----- Supplied material -----
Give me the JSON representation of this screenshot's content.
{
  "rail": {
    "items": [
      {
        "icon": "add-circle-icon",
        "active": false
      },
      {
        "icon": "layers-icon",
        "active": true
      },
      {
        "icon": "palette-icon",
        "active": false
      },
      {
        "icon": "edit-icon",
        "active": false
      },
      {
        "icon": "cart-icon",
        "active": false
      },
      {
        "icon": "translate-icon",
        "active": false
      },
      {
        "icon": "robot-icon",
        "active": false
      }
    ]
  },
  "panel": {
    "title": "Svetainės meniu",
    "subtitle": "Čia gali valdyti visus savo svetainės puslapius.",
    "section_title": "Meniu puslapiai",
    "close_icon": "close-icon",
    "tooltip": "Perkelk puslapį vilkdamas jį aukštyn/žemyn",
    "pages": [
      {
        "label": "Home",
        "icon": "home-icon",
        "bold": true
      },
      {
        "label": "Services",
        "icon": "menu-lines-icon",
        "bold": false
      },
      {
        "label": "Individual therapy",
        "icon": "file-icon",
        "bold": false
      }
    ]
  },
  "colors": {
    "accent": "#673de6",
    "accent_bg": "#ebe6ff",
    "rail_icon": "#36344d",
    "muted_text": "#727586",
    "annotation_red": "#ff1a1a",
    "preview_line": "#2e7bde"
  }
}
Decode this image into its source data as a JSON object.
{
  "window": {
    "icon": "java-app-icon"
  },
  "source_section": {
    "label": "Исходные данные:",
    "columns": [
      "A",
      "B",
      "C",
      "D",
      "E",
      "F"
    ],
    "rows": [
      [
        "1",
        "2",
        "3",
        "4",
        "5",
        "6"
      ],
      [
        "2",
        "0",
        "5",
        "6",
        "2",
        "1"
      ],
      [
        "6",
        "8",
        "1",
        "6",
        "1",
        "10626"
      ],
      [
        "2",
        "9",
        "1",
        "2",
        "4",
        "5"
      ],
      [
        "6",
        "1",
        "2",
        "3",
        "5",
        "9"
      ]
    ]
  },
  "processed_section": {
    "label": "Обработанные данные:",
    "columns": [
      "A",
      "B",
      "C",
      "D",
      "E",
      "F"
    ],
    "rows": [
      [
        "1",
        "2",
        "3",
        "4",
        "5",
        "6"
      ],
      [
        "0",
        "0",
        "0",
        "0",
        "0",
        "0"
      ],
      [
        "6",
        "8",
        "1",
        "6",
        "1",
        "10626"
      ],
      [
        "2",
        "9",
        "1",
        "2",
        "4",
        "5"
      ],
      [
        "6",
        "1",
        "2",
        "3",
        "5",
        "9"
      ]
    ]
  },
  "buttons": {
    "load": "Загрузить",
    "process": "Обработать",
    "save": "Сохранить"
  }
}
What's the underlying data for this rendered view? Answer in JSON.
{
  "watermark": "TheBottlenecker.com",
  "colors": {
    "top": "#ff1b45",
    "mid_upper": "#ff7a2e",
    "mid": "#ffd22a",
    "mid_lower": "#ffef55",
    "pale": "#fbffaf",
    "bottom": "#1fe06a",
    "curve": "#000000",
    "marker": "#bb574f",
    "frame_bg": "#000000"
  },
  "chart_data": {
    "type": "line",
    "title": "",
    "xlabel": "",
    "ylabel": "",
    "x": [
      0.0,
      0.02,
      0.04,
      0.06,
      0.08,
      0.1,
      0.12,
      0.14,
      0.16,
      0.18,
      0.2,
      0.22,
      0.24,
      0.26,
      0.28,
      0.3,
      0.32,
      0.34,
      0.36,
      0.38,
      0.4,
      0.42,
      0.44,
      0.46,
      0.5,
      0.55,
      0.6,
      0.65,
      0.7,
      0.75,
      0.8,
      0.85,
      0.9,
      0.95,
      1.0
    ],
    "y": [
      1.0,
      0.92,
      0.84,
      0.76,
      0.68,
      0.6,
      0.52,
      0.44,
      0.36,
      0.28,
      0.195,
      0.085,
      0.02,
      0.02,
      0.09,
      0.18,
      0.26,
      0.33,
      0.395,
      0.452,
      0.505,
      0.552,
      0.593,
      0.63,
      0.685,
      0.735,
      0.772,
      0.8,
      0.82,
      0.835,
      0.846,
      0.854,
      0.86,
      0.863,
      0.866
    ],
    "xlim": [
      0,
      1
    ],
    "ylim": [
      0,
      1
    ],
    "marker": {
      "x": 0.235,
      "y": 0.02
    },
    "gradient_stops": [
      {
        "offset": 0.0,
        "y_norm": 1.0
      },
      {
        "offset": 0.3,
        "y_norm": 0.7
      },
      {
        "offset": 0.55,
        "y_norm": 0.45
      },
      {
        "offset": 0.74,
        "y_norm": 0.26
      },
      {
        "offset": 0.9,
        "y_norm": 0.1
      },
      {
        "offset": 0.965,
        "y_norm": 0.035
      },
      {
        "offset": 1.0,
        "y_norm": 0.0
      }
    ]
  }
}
-----
Exercise task | Determine how many lines above contain "offset" as a word or string. Give the number alone.

Finished exercise | 7